<<<<
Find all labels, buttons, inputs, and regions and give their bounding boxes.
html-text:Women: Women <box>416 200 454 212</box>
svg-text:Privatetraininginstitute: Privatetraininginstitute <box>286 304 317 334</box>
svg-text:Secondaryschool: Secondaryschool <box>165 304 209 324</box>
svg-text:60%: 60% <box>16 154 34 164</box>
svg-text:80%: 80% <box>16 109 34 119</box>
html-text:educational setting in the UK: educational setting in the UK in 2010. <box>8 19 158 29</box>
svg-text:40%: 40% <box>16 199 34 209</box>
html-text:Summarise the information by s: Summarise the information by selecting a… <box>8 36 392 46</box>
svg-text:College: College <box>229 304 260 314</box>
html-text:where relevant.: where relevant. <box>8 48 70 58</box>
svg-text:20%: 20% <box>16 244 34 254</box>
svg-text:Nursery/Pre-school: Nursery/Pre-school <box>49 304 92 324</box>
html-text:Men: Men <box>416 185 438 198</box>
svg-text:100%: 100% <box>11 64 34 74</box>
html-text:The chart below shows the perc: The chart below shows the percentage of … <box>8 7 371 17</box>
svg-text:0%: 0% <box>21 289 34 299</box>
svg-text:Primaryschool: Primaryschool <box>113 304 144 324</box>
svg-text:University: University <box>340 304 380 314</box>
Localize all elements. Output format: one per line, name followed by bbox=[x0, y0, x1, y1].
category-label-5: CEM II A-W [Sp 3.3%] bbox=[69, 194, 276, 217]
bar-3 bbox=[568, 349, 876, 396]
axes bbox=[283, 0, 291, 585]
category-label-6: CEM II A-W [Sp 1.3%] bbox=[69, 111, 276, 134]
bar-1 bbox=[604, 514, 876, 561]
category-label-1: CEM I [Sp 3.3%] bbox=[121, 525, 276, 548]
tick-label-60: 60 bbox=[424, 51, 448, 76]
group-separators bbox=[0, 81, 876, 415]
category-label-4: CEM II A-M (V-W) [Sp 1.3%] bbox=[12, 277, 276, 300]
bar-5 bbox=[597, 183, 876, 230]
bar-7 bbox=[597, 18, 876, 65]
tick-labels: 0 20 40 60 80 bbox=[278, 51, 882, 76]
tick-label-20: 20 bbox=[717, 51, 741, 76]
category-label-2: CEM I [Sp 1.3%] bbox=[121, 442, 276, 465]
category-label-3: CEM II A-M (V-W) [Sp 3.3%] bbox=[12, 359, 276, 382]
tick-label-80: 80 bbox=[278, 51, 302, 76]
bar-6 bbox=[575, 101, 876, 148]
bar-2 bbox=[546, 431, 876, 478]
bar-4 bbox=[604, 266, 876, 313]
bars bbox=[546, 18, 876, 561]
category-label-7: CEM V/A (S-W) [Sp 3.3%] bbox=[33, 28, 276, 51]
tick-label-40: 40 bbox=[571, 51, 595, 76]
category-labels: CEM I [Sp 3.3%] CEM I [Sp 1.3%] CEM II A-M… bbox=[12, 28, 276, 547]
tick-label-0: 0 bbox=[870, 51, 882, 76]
>>>>
▸ Short exercise: Format every line of the data above as a JSON array with one string per line, and leave out any blank lines.

▸ Task result:
[
  "Find all labels, buttons, inputs, and regions and give their bounding boxes.",
  "html-text:Women: Women <box>416 200 454 212</box>",
  "svg-text:Privatetraininginstitute: Privatetraininginstitute <box>286 304 317 334</box>",
  "svg-text:Secondaryschool: Secondaryschool <box>165 304 209 324</box>",
  "svg-text:60%: 60% <box>16 154 34 164</box>",
  "svg-text:80%: 80% <box>16 109 34 119</box>",
  "html-text:educational setting in the UK: educational setting in the UK in 2010. <box>8 19 158 29</box>",
  "svg-text:40%: 40% <box>16 199 34 209</box>",
  "html-text:Summarise the information by s: Summarise the information by selecting a… <box>8 36 392 46</box>",
  "svg-text:College: College <box>229 304 260 314</box>",
  "html-text:where relevant.: where relevant. <box>8 48 70 58</box>",
  "svg-text:20%: 20% <box>16 244 34 254</box>",
  "svg-text:Nursery/Pre-school: Nursery/Pre-school <box>49 304 92 324</box>",
  "html-text:Men: Men <box>416 185 438 198</box>",
  "svg-text:100%: 100% <box>11 64 34 74</box>",
  "html-text:The chart below shows the perc: The chart below shows the percentage of … <box>8 7 371 17</box>",
  "svg-text:0%: 0% <box>21 289 34 299</box>",
  "svg-text:Primaryschool: Primaryschool <box>113 304 144 324</box>",
  "svg-text:University: University <box>340 304 380 314</box>",
  "Localize all elements. Output format: one per line, name followed by bbox=[x0, y0, x1, y1].",
  "category-label-5: CEM II A-W [Sp 3.3%] bbox=[69, 194, 276, 217]",
  "bar-3 bbox=[568, 349, 876, 396]",
  "axes bbox=[283, 0, 291, 585]",
  "category-label-6: CEM II A-W [Sp 1.3%] bbox=[69, 111, 276, 134]",
  "bar-1 bbox=[604, 514, 876, 561]",
  "category-label-1: CEM I [Sp 3.3%] bbox=[121, 525, 276, 548]",
  "tick-label-60: 60 bbox=[424, 51, 448, 76]",
  "group-separators bbox=[0, 81, 876, 415]",
  "category-label-4: CEM II A-M (V-W) [Sp 1.3%] bbox=[12, 277, 276, 300]",
  "bar-5 bbox=[597, 183, 876, 230]",
  "bar-7 bbox=[597, 18, 876, 65]",
  "tick-labels: 0 20 40 60 80 bbox=[278, 51, 882, 76]",
  "tick-label-20: 20 bbox=[717, 51, 741, 76]",
  "category-label-2: CEM I [Sp 1.3%] bbox=[121, 442, 276, 465]",
  "category-label-3: CEM II A-M (V-W) [Sp 3.3%] bbox=[12, 359, 276, 382]",
  "tick-label-80: 80 bbox=[278, 51, 302, 76]",
  "bar-6 bbox=[575, 101, 876, 148]",
  "bar-2 bbox=[546, 431, 876, 478]",
  "bar-4 bbox=[604, 266, 876, 313]",
  "bars bbox=[546, 18, 876, 561]",
  "category-label-7: CEM V/A (S-W) [Sp 3.3%] bbox=[33, 28, 276, 51]",
  "tick-label-40: 40 bbox=[571, 51, 595, 76]",
  "category-labels: CEM I [Sp 3.3%] CEM I [Sp 1.3%] CEM II A-M… bbox=[12, 28, 276, 547]",
  "tick-label-0: 0 bbox=[870, 51, 882, 76]"
]